INFORMATION GIVEN
## BEGIN
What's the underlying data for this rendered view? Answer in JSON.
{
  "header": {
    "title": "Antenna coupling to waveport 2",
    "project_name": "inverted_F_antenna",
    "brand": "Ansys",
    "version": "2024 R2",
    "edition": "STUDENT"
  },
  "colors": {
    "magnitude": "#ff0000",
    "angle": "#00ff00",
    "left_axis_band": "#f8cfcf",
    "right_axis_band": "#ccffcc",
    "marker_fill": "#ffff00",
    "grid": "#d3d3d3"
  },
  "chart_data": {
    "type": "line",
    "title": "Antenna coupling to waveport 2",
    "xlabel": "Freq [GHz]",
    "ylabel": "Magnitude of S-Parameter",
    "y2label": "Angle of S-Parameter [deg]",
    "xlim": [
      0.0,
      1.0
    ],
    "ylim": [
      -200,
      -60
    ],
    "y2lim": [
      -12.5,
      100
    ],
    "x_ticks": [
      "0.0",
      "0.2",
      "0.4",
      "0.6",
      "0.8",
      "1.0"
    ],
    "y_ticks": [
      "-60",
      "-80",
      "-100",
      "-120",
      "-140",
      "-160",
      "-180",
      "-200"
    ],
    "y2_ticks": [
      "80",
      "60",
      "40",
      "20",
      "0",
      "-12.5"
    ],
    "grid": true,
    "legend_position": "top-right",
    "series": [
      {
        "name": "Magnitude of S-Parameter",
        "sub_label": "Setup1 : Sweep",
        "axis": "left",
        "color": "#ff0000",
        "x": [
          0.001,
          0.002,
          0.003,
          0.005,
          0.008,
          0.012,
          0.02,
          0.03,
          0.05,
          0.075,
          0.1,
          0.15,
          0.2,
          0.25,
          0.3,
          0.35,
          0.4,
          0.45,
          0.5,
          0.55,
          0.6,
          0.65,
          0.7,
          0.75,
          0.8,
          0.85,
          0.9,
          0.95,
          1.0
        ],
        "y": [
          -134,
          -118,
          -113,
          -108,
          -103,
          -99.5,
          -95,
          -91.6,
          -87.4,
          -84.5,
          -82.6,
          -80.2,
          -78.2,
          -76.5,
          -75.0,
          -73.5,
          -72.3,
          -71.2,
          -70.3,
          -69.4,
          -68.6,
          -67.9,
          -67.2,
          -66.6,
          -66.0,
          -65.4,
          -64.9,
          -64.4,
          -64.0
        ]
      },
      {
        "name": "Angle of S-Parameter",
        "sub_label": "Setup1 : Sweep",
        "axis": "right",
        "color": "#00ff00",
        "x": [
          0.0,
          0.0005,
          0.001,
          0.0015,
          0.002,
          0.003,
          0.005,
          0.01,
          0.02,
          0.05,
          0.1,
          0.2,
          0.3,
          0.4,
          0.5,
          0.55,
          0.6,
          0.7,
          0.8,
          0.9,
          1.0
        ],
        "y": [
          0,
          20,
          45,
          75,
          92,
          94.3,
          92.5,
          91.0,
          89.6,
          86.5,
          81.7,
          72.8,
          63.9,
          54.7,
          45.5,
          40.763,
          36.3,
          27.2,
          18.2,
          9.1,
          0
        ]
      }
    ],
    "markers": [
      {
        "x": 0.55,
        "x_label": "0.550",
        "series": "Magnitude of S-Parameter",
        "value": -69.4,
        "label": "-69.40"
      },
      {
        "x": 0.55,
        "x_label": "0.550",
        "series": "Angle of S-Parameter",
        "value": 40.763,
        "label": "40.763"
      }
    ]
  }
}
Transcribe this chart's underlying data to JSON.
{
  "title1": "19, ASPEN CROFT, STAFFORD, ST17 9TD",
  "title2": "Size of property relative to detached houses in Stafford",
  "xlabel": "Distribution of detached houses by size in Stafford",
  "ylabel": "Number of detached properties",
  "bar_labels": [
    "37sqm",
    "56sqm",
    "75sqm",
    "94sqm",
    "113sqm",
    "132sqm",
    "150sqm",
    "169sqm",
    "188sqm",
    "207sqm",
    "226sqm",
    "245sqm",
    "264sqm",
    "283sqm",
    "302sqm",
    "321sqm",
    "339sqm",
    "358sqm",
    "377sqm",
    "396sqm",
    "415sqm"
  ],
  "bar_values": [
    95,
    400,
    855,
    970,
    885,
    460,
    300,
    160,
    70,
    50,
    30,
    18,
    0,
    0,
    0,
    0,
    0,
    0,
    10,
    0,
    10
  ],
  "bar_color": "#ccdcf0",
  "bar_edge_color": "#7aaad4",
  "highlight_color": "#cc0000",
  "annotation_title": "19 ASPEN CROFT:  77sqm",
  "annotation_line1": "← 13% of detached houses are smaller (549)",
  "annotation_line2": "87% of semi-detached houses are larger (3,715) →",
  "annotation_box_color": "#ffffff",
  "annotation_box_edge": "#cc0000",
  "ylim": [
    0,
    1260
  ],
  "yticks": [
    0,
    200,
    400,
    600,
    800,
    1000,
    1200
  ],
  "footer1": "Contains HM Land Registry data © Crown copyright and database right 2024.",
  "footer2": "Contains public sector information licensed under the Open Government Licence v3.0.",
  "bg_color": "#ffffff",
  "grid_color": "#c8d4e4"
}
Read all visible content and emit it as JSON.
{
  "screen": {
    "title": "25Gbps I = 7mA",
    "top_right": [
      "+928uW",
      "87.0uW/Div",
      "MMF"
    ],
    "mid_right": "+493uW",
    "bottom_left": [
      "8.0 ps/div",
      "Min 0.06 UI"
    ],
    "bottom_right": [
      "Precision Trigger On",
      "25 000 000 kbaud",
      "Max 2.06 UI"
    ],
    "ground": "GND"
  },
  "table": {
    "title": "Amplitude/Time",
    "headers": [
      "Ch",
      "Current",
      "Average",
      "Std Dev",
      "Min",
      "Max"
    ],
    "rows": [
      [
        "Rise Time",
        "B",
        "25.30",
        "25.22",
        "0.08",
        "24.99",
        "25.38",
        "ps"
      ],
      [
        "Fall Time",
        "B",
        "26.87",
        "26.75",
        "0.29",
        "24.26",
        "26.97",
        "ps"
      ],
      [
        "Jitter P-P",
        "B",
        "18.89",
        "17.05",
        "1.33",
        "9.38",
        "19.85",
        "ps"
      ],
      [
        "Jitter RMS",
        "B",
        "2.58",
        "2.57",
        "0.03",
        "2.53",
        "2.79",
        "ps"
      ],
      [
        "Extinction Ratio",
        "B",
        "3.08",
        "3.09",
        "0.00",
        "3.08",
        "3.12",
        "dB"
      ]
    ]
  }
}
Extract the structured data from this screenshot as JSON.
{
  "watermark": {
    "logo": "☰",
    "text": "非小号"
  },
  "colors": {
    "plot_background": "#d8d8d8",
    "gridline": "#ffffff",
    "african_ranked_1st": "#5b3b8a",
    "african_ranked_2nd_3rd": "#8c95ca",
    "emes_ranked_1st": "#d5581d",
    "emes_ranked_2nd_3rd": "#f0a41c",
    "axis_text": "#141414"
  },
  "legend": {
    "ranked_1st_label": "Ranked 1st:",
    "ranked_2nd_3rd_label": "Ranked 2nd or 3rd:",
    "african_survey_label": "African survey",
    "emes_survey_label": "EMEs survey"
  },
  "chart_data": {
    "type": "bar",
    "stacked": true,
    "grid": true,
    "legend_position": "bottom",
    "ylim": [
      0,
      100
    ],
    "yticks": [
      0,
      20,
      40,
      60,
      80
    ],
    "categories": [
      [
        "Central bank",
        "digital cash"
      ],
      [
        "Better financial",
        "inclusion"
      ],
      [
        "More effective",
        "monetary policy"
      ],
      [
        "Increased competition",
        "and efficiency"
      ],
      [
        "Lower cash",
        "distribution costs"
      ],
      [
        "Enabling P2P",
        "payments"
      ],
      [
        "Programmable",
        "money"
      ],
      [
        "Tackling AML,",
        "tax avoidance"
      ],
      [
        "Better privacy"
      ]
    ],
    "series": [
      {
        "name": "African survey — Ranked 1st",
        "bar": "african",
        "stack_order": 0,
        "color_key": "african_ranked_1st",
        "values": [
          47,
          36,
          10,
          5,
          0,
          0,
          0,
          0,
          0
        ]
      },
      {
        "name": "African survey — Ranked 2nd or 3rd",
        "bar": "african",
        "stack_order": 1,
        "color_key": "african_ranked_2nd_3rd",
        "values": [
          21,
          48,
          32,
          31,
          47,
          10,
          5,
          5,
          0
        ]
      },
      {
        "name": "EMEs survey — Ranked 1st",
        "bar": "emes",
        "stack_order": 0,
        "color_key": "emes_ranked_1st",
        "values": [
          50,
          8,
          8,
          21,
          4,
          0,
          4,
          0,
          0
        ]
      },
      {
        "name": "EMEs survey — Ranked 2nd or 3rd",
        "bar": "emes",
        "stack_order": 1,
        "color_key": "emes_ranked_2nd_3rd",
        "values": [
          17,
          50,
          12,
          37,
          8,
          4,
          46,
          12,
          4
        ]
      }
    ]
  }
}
## END
EXERCISE INSTRUCTIONS
Of the lines in this material, state how many hold the string "Contains". Write no other words.

FULL RESPONSE
2